------ MATERIAL

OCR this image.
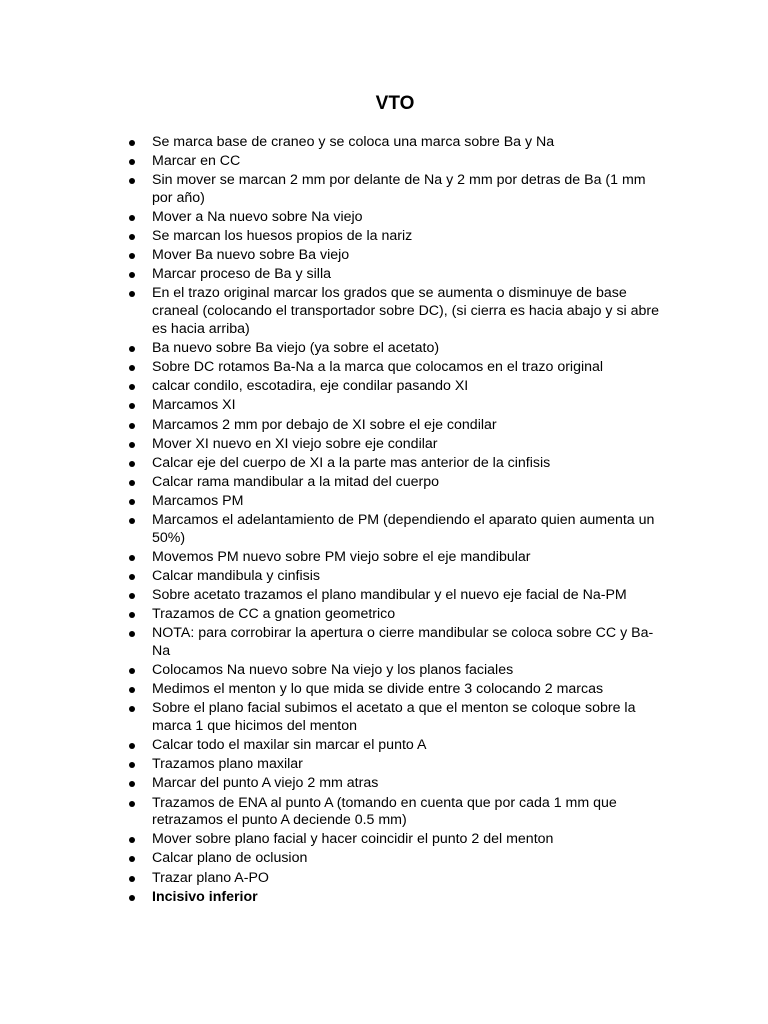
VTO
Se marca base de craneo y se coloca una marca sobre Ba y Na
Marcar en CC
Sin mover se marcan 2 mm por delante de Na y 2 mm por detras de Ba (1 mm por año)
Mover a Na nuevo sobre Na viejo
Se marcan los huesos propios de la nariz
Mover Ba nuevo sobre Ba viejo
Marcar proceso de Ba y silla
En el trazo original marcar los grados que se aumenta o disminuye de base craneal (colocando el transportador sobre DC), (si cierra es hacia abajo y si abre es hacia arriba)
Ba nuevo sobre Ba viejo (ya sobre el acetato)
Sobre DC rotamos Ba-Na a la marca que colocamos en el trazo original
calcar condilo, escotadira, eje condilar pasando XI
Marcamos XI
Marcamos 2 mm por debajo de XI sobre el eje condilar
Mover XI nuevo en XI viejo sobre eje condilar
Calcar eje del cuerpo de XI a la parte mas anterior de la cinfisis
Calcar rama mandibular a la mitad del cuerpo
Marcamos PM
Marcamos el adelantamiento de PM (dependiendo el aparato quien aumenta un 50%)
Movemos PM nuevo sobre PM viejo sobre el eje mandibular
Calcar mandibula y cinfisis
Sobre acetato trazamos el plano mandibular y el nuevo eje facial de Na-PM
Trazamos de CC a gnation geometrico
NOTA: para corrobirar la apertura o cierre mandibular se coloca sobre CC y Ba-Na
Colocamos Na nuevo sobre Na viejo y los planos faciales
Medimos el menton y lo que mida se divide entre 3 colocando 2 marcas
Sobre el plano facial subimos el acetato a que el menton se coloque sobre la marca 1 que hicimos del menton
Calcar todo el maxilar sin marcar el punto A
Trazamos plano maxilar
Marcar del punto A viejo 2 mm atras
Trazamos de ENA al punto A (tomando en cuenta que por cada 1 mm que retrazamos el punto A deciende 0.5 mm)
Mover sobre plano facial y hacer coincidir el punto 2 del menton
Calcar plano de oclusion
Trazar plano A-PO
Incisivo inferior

------------
------ MATERIAL

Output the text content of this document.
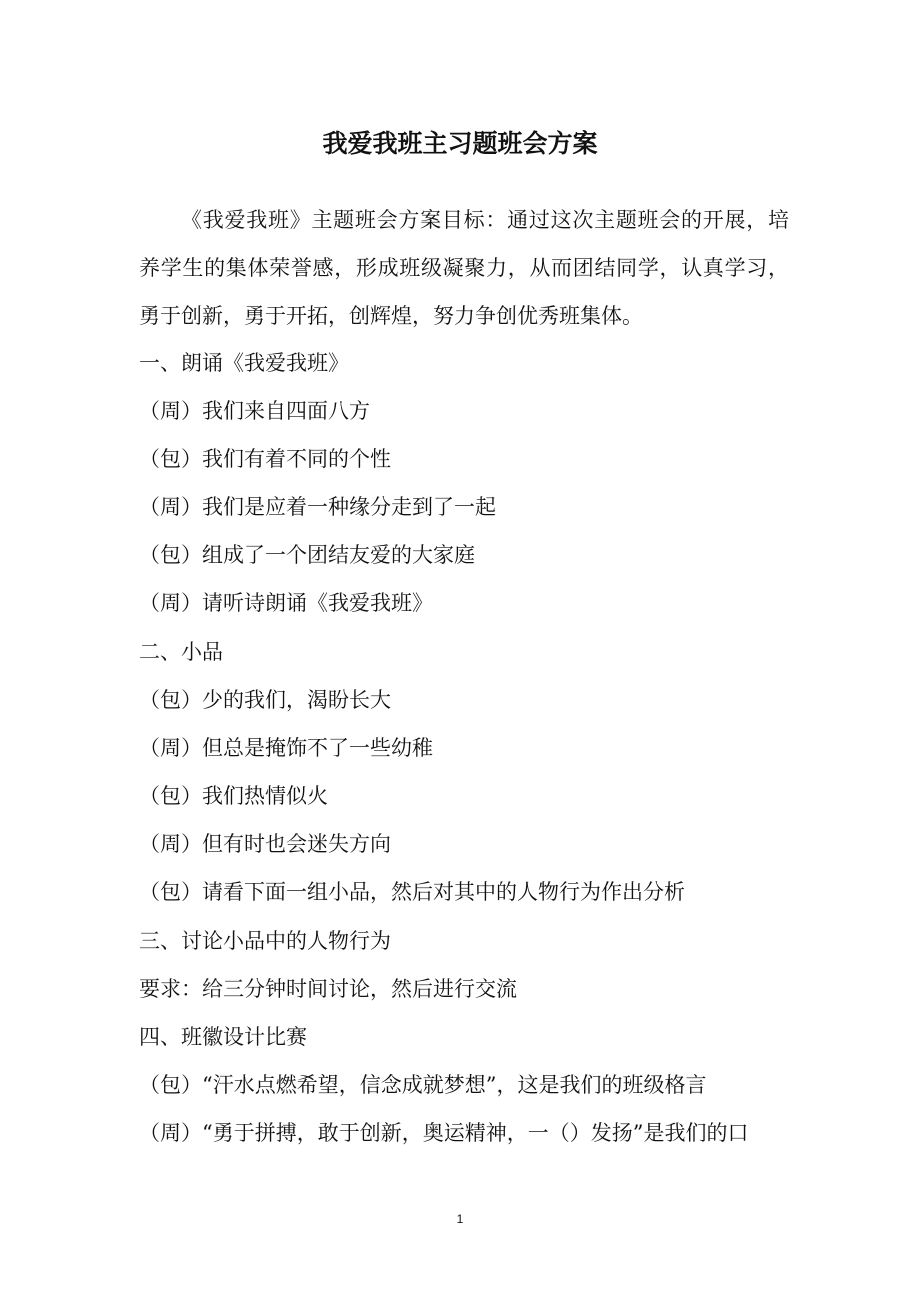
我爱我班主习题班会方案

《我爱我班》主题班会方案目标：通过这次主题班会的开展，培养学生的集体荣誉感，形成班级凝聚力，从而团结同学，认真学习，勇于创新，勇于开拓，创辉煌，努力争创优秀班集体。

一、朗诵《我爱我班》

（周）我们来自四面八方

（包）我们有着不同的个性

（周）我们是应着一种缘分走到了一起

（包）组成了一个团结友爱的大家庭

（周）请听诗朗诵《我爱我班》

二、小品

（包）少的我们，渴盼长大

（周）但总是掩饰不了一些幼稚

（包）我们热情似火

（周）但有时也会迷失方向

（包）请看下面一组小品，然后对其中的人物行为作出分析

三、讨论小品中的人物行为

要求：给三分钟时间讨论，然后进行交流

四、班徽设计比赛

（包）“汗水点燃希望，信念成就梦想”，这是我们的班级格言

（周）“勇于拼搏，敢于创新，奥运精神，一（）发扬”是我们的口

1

------------
------ MATERIAL

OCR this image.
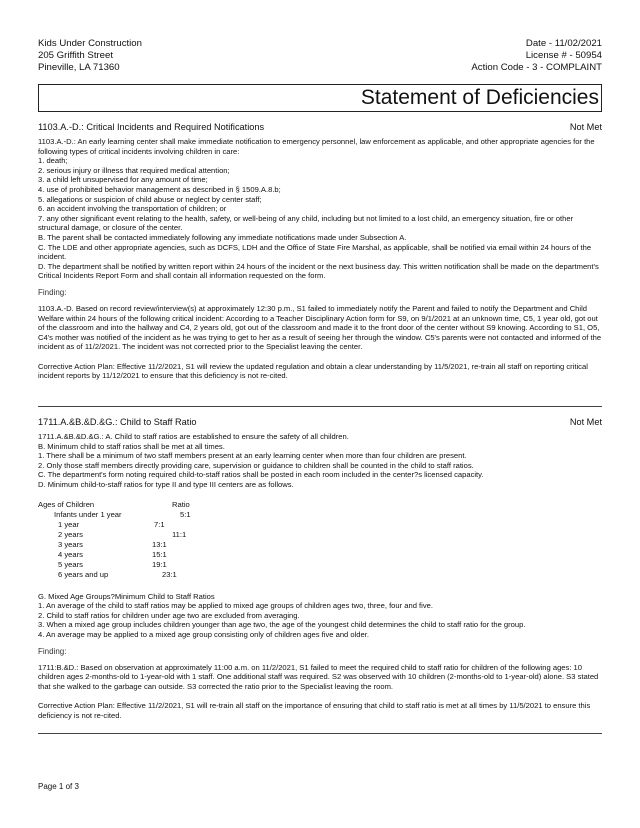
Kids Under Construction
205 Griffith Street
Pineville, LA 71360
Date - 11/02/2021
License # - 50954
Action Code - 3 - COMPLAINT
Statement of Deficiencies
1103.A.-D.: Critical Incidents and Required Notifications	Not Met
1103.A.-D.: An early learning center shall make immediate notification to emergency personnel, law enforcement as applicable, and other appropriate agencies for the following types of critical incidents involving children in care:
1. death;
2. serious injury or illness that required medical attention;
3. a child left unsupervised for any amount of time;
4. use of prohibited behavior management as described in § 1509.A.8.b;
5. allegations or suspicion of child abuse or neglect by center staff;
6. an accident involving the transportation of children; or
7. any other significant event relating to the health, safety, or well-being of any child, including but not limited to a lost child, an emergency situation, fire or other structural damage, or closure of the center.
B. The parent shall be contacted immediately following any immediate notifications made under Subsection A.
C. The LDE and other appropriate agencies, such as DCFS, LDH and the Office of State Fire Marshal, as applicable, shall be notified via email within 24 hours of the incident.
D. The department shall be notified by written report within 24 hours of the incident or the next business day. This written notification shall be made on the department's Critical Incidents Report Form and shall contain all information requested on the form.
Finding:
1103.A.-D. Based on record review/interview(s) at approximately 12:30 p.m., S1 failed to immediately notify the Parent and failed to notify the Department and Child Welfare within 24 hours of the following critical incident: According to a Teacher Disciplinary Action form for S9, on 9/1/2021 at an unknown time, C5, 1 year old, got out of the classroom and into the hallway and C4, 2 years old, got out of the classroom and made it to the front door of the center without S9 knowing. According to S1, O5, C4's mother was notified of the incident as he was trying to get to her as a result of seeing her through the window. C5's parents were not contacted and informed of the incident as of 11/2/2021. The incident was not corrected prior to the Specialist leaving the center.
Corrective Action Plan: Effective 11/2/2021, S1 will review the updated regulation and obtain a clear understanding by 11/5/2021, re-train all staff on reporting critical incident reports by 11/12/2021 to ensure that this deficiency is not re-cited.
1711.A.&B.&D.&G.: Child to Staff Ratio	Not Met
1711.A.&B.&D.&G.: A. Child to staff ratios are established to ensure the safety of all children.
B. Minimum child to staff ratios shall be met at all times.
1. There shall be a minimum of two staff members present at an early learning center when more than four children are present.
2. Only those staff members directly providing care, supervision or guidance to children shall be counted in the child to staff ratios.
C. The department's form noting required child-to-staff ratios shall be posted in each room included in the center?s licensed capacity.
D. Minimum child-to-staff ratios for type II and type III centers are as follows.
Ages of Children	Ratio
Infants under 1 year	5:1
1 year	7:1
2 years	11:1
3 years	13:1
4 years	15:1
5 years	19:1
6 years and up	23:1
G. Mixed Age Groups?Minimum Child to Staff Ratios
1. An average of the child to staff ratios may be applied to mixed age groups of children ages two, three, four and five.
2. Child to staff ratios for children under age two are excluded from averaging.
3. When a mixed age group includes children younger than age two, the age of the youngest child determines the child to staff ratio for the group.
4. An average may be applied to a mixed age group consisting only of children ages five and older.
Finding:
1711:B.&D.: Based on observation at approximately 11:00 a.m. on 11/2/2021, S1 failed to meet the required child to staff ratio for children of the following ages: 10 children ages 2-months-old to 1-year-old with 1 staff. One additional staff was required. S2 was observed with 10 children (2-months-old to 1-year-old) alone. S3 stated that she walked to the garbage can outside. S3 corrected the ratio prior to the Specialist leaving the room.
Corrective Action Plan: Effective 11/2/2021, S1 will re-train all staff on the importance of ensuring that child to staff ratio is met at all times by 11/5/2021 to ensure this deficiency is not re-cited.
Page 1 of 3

------------

REQUEST
Gather each line in these records that contains the string "cinfisis".

RIGHT ANSWER
Calcar eje del cuerpo de XI a la parte mas anterior de la cinfisis
Calcar mandibula y cinfisis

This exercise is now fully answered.